* **Your instructions**:
Pull out every line below that holds the word "EEPROM".
Start
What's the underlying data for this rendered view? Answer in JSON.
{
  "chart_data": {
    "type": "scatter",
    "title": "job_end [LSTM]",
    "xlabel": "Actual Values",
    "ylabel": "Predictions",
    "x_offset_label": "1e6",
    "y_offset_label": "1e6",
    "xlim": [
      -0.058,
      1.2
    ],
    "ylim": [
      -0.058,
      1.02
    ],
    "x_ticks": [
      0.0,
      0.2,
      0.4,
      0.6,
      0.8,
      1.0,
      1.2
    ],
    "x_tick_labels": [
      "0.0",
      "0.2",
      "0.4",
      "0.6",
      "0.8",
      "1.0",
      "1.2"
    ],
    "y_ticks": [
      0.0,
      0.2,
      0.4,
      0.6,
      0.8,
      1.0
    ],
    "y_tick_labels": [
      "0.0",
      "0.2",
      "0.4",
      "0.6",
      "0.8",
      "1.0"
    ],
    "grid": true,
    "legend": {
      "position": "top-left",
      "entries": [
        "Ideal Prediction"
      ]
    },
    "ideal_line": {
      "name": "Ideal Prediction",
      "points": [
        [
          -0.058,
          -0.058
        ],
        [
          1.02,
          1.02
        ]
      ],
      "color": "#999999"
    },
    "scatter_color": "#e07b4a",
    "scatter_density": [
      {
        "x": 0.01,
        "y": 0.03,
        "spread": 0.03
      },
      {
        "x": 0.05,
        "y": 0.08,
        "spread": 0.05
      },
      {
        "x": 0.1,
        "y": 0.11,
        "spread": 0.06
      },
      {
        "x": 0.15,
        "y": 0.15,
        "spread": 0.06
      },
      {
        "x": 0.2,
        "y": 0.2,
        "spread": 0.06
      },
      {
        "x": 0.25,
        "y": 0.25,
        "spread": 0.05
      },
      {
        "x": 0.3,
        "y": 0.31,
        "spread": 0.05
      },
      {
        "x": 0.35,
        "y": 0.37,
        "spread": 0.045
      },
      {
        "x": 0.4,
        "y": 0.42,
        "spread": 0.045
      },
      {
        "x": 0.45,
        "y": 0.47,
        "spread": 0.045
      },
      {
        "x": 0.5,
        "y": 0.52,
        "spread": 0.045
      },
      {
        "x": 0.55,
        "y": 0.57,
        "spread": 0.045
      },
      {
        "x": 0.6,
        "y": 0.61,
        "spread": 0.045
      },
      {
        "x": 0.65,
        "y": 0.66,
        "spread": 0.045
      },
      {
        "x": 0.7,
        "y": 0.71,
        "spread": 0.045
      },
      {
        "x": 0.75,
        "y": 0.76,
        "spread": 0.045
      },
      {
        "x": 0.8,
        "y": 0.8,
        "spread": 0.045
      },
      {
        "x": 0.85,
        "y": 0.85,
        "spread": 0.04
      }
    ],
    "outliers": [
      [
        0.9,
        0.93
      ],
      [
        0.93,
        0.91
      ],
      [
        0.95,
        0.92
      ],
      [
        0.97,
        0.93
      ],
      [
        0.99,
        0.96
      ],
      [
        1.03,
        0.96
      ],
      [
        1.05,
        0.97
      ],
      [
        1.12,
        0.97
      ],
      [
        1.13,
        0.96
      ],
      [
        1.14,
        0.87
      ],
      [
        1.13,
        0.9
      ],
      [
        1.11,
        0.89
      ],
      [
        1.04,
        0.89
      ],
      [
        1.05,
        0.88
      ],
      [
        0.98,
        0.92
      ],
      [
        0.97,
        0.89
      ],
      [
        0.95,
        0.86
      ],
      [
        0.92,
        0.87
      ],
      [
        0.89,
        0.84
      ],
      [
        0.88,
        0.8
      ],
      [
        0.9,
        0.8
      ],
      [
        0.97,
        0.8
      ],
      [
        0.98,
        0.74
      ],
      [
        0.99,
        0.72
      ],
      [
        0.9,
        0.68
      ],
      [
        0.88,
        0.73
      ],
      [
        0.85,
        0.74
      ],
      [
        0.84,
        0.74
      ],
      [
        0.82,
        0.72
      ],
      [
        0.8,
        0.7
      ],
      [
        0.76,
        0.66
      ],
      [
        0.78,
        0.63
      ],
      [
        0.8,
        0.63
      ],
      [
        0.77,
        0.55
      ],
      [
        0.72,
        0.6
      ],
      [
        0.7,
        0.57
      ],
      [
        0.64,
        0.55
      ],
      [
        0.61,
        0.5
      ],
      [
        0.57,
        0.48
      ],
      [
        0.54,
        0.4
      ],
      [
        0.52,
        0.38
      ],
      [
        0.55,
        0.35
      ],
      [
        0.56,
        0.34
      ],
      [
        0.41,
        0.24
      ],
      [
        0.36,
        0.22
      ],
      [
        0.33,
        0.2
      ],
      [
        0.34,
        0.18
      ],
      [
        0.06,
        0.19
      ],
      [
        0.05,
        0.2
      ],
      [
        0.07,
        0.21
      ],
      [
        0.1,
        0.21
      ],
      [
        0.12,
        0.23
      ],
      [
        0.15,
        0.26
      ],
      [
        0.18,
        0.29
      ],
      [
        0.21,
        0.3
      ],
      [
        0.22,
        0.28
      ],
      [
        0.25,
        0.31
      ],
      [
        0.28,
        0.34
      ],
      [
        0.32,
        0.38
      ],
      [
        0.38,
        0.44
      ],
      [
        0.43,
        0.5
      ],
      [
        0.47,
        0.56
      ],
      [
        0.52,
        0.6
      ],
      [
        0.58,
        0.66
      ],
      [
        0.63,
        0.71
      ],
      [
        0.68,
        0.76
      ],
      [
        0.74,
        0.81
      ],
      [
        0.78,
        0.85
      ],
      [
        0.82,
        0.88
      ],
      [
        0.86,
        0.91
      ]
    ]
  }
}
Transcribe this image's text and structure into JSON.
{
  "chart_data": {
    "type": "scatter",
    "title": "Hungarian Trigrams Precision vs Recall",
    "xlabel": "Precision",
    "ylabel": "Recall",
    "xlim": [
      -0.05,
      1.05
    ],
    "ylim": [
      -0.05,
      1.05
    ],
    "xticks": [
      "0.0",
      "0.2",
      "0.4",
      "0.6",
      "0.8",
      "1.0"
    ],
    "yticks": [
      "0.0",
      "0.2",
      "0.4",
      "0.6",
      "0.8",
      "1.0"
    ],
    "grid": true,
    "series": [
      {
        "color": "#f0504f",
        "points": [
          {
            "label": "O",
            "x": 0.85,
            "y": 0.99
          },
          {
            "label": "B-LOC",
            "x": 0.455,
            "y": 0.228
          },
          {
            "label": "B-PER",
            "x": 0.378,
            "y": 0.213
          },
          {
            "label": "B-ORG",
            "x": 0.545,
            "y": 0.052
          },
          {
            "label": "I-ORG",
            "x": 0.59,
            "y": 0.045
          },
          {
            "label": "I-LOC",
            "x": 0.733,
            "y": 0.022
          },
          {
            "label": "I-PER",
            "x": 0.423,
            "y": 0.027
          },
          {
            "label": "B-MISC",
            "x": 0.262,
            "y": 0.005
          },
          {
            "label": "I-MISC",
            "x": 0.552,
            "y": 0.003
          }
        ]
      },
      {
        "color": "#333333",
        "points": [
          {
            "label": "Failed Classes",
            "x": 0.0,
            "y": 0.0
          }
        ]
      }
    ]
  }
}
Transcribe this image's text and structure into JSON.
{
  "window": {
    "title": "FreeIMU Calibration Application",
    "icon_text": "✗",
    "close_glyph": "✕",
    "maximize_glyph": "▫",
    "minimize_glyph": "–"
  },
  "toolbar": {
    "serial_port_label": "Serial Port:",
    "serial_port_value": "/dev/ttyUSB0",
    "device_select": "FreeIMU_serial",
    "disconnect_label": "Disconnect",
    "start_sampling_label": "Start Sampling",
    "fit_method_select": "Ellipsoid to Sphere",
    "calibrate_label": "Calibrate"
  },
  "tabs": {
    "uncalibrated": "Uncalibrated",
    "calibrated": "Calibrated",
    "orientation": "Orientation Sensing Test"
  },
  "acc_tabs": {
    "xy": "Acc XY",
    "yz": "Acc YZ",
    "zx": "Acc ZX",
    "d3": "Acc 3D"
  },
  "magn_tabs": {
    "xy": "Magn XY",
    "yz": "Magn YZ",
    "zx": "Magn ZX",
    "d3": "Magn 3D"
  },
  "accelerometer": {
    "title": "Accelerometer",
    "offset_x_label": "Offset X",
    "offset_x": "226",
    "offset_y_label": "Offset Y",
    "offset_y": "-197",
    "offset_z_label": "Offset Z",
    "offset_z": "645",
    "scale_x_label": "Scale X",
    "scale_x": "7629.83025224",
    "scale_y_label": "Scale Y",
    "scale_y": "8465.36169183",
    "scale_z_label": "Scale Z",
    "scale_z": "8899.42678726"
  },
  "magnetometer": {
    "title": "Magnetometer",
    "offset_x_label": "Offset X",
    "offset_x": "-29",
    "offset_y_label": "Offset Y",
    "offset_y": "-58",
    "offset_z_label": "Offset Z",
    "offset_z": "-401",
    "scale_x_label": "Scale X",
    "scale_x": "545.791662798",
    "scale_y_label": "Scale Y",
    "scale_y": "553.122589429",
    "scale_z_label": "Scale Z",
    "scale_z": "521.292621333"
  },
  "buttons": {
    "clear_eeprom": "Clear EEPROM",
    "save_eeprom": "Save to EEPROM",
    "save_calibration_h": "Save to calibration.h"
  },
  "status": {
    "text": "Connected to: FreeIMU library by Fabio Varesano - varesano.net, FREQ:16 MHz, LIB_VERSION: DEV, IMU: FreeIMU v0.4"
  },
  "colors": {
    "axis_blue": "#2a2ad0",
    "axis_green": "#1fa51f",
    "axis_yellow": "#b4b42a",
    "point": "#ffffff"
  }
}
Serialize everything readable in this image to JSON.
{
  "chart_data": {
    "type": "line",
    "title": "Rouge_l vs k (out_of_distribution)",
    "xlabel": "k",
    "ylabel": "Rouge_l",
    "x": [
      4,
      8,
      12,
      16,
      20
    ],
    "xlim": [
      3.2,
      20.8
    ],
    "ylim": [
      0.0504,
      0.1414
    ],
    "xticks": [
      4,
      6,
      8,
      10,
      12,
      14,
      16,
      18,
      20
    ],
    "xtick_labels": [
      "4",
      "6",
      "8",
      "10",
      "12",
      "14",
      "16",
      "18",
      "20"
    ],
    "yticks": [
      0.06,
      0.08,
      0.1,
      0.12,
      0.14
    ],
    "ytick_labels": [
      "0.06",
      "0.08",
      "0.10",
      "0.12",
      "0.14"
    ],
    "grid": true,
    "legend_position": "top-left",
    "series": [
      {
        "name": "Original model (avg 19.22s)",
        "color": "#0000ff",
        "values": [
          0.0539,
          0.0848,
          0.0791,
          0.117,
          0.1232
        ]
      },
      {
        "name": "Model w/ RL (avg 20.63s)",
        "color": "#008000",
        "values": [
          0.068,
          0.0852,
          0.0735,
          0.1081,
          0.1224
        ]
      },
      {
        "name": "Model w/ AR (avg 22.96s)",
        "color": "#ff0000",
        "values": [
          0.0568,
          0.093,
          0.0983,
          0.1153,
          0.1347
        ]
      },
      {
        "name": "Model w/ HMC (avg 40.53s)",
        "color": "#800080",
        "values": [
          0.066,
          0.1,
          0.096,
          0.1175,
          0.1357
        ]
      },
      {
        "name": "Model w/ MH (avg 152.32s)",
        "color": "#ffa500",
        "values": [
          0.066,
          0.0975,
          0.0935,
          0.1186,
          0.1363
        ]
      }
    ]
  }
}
End
* **Expected answer**:
    "clear_eeprom": "Clear EEPROM",
    "save_eeprom": "Save to EEPROM",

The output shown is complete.